Task set:
(1) List every column named in the Rubisco methods passage.
(2) Continue the Rubisco methods passage after its last sentence.

---------- Quoted passage ----------

Sequence Alignment-- The multiple alignment of protein sequences and the number of similarity between sequences were obtained with the program ALIGN contained within the ClustalW program provided by DNA Data Bank Japan (DDBJ).

Gene Expression and Protein Purification-- After insertion of the Pk-rbc1 into pET21a(+), the plasmid was transformed into E. coli BL21(DE3). Transformants were cultivated until optical density at 660 nm reached 0.5. Isopropyl-D-thiogalactopyranoside (0.1 mM) was added to induce gene expression for 4 h, when cells were harvested and disrupted by sonication. After centrifugation (7,500 × g, 10 min), the soluble cell-free extract was heat-precipitated for 30 min at 85° C. Samples were centrifuged (17,000 × g, 10 min), and the supernatant was applied to a ResourceQ column (Amersham Pharmacia Biotech, Uppsala, Sweden) and eluted with 0 to 1.0 M NaCl gradient in 100 mM Bicine/10 mM MgCl2 buffer using AKTA explorer 10S (Amersham Pharmacia Biotech). Purified Rubisco was applied to Superdex 200HR 10/30 column in 50 mM sodium phosphate, 0.15 M NaCl buffer (pH 7.0).

Measurement of Rubisco Activity-- 3.68 µg of enzyme in 40 µl of 100 mM Bicine/KOH (pH 8.3), 10 mM MgCl2 buffer, and 10 µl of 15 mM ribulose 1,5-bisphosphate (Sigma) in 100 mM Bicine/KOH (pH 8.3) buffer were incubated under a 100% CO2 atmosphere in the experiments described in Fig. 4. Enzyme and substrate were incubated in air in order to determine the tau  values in Table I. All buffers were prepared at the temperatures at which activity measurements were conducted. Enzyme and substrate were incubated at the desired temperature for 4 and 1 min, respectively, in closed vials. After incubation, the two solutions were mixed, and the enzymatic reaction was carried out at the same temperature for 5, 10, and 15 min. The products of carboxylase and oxygenase reaction (3-phosphoglycerate or 3-phosphoglycerate and phosphoglycolate for the carboxylase and oxygenase reaction, respectively) were detected and quantified using ASAHI PAK GS-220HQ column (Showa Denko K.K., Tokyo, Japan) by UV absorbance at 210 nm following high performance liquid chromatography (Shimadzu, Kyoto, Japan). Standards of 3-phosphoglycerate and phosphoglycolate were added after each measurement, and an additional run was conducted in order to confirm the retention time of each compound. Thermostability measurements were conducted by incubating the enzyme in 100 mM Bicine/KOH (pH 8.3), 10 mM MgCl2 buffer for the desired time prior to saturation with CO2. Activity without heat treatment and residual activity after heat treatment to examine thermostability were measured at 60° C.

---------- Listed records ----------

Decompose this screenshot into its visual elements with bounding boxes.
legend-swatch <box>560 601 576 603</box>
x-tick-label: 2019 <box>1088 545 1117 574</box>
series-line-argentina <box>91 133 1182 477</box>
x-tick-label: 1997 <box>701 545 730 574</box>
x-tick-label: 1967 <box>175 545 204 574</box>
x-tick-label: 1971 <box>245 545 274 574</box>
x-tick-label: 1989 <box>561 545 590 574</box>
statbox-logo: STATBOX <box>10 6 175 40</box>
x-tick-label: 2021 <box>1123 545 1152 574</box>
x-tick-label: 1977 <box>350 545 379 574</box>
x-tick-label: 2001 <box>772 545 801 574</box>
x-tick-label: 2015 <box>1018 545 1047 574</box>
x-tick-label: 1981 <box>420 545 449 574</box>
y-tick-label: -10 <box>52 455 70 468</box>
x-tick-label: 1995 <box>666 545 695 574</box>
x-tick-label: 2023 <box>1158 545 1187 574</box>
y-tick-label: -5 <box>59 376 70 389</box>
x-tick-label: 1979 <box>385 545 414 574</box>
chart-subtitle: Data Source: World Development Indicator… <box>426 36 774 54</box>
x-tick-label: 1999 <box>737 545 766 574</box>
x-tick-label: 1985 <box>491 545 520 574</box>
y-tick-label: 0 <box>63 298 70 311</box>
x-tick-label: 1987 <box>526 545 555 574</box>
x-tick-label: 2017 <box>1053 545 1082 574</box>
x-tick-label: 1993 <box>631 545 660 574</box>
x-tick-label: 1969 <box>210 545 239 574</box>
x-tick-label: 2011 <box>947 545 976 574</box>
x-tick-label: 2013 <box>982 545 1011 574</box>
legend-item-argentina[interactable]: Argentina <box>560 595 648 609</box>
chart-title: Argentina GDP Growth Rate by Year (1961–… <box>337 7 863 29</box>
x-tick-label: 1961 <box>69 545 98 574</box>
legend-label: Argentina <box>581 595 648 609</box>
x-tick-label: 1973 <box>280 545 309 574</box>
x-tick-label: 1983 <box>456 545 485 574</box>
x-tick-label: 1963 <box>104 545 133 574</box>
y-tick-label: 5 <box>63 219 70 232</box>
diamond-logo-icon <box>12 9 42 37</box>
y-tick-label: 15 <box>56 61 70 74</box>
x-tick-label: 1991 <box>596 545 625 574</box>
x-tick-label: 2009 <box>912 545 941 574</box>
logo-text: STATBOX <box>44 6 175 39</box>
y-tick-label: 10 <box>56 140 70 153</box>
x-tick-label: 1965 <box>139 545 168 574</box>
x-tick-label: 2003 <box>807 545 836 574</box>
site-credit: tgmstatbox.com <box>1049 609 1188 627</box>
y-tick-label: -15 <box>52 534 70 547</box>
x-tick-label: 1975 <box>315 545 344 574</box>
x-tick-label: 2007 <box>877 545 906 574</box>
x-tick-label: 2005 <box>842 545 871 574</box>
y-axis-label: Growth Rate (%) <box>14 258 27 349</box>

----------

Task-by-task answers:
(1) ResourceQ column, Superdex 200HR 10/30 column, ASAHI PAK GS-220HQ column

(2)
Northern Blot Analysis-- A probe corresponding to the complete open reading frame of Pk-rbc1 was constructed using the DIG DNA Labeling and Detection Kit (Boehringer Mannheim). Hybond-N+ membranes (Amersham Pharmacia Biotech) were used for blotting. 25 µg of total RNA was applied to agarose gel electrophoresis.

Western Blot Analysis-- Polyclonal rabbit antibodies were raised against purified recombinant Pk-Rubisco. Antisera diluted -500-fold were used to detect Pk-Rubisco in cell-free extracts of P. kodakaraensis KOD1. Polyvinylidene difluoride membranes from ATTO (Tokyo, Japan) were used for blotting.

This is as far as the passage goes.